Instruction: Carry none of the pictures over; write out the complete data exactly.

Supplied data:
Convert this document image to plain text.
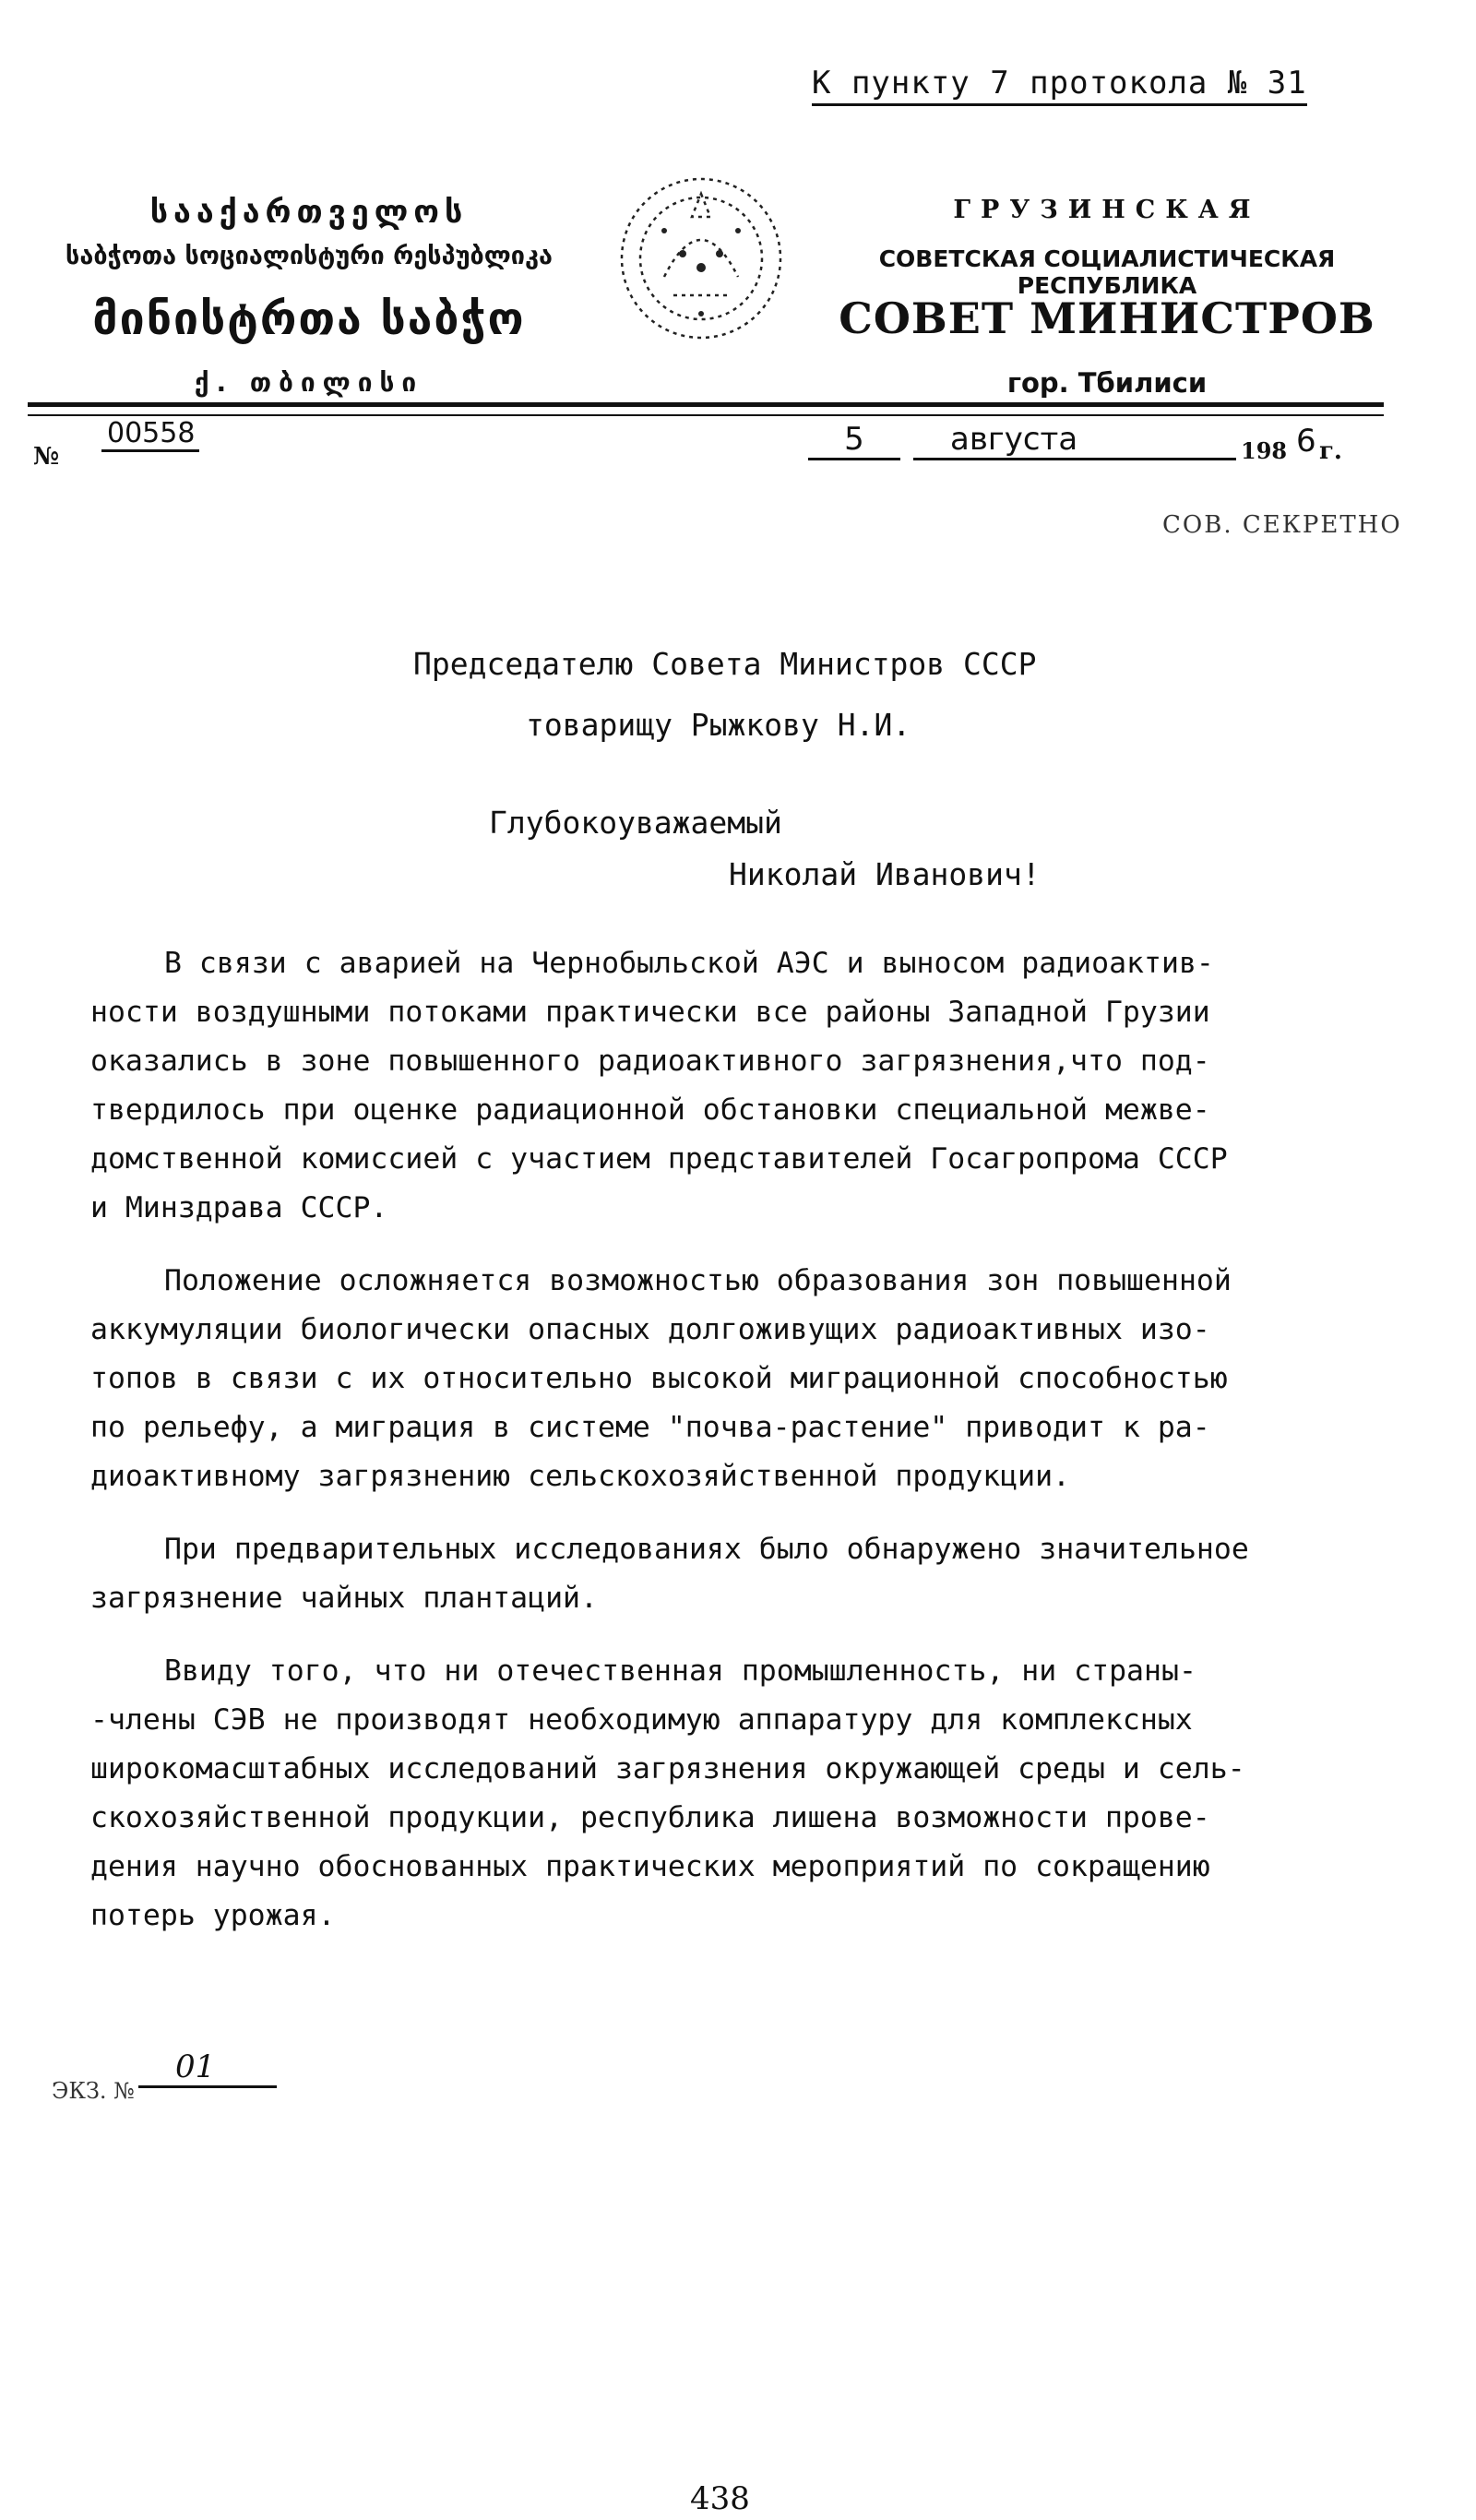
К пункту 7 протокола № 31
სააქართველოს
საბჭოთა სოციალისტური რესპუბლიკა
მინისტრთა საბჭო
ქ. თბილისი
ГРУЗИНСКАЯ
СОВЕТСКАЯ СОЦИАЛИСТИЧЕСКАЯ РЕСПУБЛИКА
СОВЕТ МИНИСТРОВ
гор. Тбилиси
№
00558	5	августа	198 6 г.
СОВ. СЕКРЕТНО
Председателю Совета Министров СССР
товарищу Рыжкову Н.И.
Глубокоуважаемый
Николай Иванович!
В связи с аварией на Чернобыльской АЭС и выносом радиоактив-
ности воздушными потоками практически все районы Западной Грузии
оказались в зоне повышенного радиоактивного загрязнения,что под-
твердилось при оценке радиационной обстановки специальной межве-
домственной комиссией с участием представителей Госагропрома СССР
и Минздрава СССР.
Положение осложняется возможностью образования зон повышенной
аккумуляции биологически опасных долгоживущих радиоактивных изо-
топов в связи с их относительно высокой миграционной способностью
по рельефу, а миграция в системе "почва-растение" приводит к ра-
диоактивному загрязнению сельскохозяйственной продукции.
При предварительных исследованиях было обнаружено значительное
загрязнение чайных плантаций.
Ввиду того, что ни отечественная промышленность, ни страны-
-члены СЭВ не производят необходимую аппаратуру для комплексных
широкомасштабных исследований загрязнения окружающей среды и сель-
скохозяйственной продукции, республика лишена возможности прове-
дения научно обоснованных практических мероприятий по сокращению
потерь урожая.
ЭКЗ. №
01
438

Result for this task:
Convert this document image to plain text.
К пункту 7 протокола № 31
სააქართველოს
საბჭოთა სოციალისტური რესპუბლიკა
მინისტრთა საბჭო
ქ. თბილისი
ГРУЗИНСКАЯ
СОВЕТСКАЯ СОЦИАЛИСТИЧЕСКАЯ РЕСПУБЛИКА
СОВЕТ МИНИСТРОВ
гор. Тбилиси
№
00558	5	августа	198 6 г.
СОВ. СЕКРЕТНО
Председателю Совета Министров СССР
товарищу Рыжкову Н.И.
Глубокоуважаемый
Николай Иванович!
В связи с аварией на Чернобыльской АЭС и выносом радиоактив-
ности воздушными потоками практически все районы Западной Грузии
оказались в зоне повышенного радиоактивного загрязнения,что под-
твердилось при оценке радиационной обстановки специальной межве-
домственной комиссией с участием представителей Госагропрома СССР
и Минздрава СССР.
Положение осложняется возможностью образования зон повышенной
аккумуляции биологически опасных долгоживущих радиоактивных изо-
топов в связи с их относительно высокой миграционной способностью
по рельефу, а миграция в системе "почва-растение" приводит к ра-
диоактивному загрязнению сельскохозяйственной продукции.
При предварительных исследованиях было обнаружено значительное
загрязнение чайных плантаций.
Ввиду того, что ни отечественная промышленность, ни страны-
-члены СЭВ не производят необходимую аппаратуру для комплексных
широкомасштабных исследований загрязнения окружающей среды и сель-
скохозяйственной продукции, республика лишена возможности прове-
дения научно обоснованных практических мероприятий по сокращению
потерь урожая.
ЭКЗ. №
01
438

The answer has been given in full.